* **TEXT**
□ □ □ □

When 1991 drew to a close McCandless was in Bullhead City, Arizona, where for three months he lived in a tent and flipped burgers at McDonald’s. A letter from this period reveals that “a girl Tracy” had a crush on him. In a note to Westerberg he admitted that he liked Bullhead City and “might finally settle down and abandon my tramping life, for good. I’ll see what happens when spring comes around, because that’s when I tend to get really itchy feet.”

Itchy feet prevailed. He soon called Westerberg and said that he wanted to work in the grain elevator for a while, just long enough to put together a little grubstake. He needed money to buy some new gear, he said, because he was going to Alaska.

When McCandless arrived back in Carthage on a bitter February morning in 1992, he’d already decided that he would depart for Alaska on April 15. He wanted to be in Fairbanks by the end of April in order to have as much time as possible in the North before heading back to South Dakota to help out with the autumn harvest. By mid-April Westerberg was shorthanded and very busy, so he asked McCandless to postpone his departure date and work a week or two longer. But, Westerberg says, “Once Alex made up his mind about something there was no changing it. I even offered to buy him a plane ticket to Fairbanks, which would have let him work an extra ten days and still get to Alaska by the end of April. But he said, ‘No, I want to hitch north. Flying would be cheating. It would wreck the whole trip.'”

McCandless left Carthage on April 15. In early May Westerberg received a postcard of a polar bear, postmarked April 27. “Greetings from Fairbanks!” it read.

This is the last you shall hear from me Wayne. Arrived here 2 days ago. It was very difficult to catch rides in the Yukon Territory. But I finally got here. Please return all mail I receive to the sender.

It might be a very long time before I return South. If this adventure proves fatal and you don’t ever hear from me again, I want you to know your a great man. I now walk into the wild.

McCandless’s last postcard to Westerberg fueled widespread speculation, after his adventure did prove fatal, that he’d intended suicide from the start, that when he walked into the bush alone he had no intention of ever walking out again. But I for one am not so sure.

□ □ □ □

* **ENTRIES PROVIDED**
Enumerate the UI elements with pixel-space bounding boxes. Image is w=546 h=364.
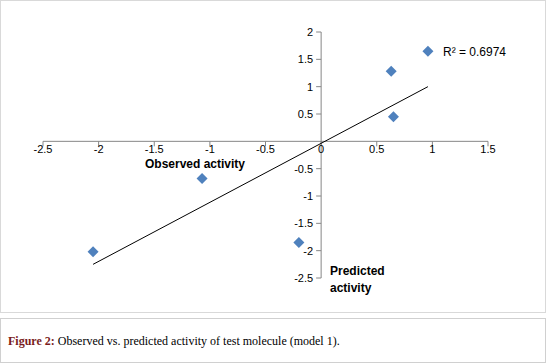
y-tick-label: 2 [307, 26, 313, 38]
y-tick [316, 250, 321, 251]
chart-svg: -2.5 -2 -1.5 -1 -0.5 0 0.5 1 1.5 -2.5 -2 -1.5 -1 -0.5… [0, 0, 546, 364]
chart-frame [1, 1, 546, 313]
y-tick [316, 278, 321, 279]
y-tick-label: -2.5 [294, 272, 313, 284]
y-tick [316, 59, 321, 60]
x-tick-label: -2 [94, 143, 104, 155]
x-tick-label: -2.5 [34, 143, 53, 155]
caption: Figure 2: Observed vs. predicted activit… [8, 334, 340, 348]
point [88, 246, 99, 257]
y-tick-label: -2 [303, 245, 313, 257]
caption-box [1, 319, 546, 363]
annotation: Observed activity [145, 157, 245, 171]
x-tick-label: -1.5 [145, 143, 164, 155]
x-tick-label: 1 [429, 143, 435, 155]
y-tick-label: -1 [303, 190, 313, 202]
point [197, 173, 208, 184]
x-tick-label: 0 [318, 143, 324, 155]
y-tick [316, 196, 321, 197]
trend-line [93, 87, 428, 265]
y-tick [316, 114, 321, 115]
marks [88, 46, 434, 265]
point [293, 237, 304, 248]
r2-label: R² = 0.6974 [443, 45, 506, 59]
x-tick-label: -0.5 [256, 143, 275, 155]
y-tick [316, 223, 321, 224]
point [388, 111, 399, 122]
y-tick-label: -0.5 [294, 163, 313, 175]
annotation: Predictedactivity [330, 264, 385, 295]
point [422, 46, 433, 57]
y-tick-label: 1.5 [298, 53, 313, 65]
x-tick-label: -1 [205, 143, 215, 155]
axes: -2.5 -2 -1.5 -1 -0.5 0 0.5 1 1.5 -2.5 -2 -1.5 -1 -0.5… [34, 26, 496, 284]
y-tick [316, 168, 321, 169]
y-tick [316, 32, 321, 33]
y-tick-label: 1 [307, 81, 313, 93]
y-tick-label: 0.5 [298, 108, 313, 120]
y-tick [316, 86, 321, 87]
x-tick-label: 0.5 [369, 143, 384, 155]
y-tick-label: -1.5 [294, 217, 313, 229]
x-tick-label: 1.5 [480, 143, 495, 155]
point [386, 66, 397, 77]
chart-root: -2.5 -2 -1.5 -1 -0.5 0 0.5 1 1.5 -2.5 -2 -1.5 -1 -0.5… [0, 0, 546, 364]
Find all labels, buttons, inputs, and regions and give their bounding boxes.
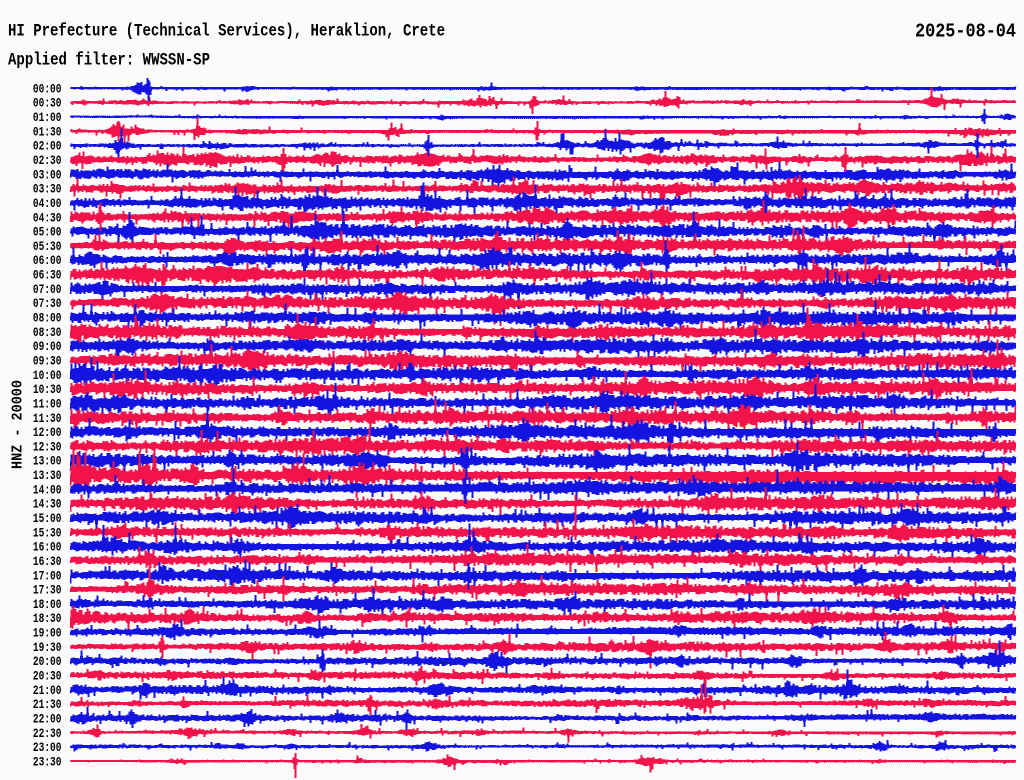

□ □ □ □

* **WHAT IS EXPECTED**
Answer these questions about the McCandless text.
(a) Where did McCandless live and work during his three months in Bullhead City?
(b) On what date did he leave Carthage?
(c) What did Westerberg offer to buy him?
Answer from the text alone.

* **FINAL ANSWER**
(a) He lived in a tent and flipped burgers at McDonald's.
(b) April 15.
(c) A plane ticket to Fairbanks.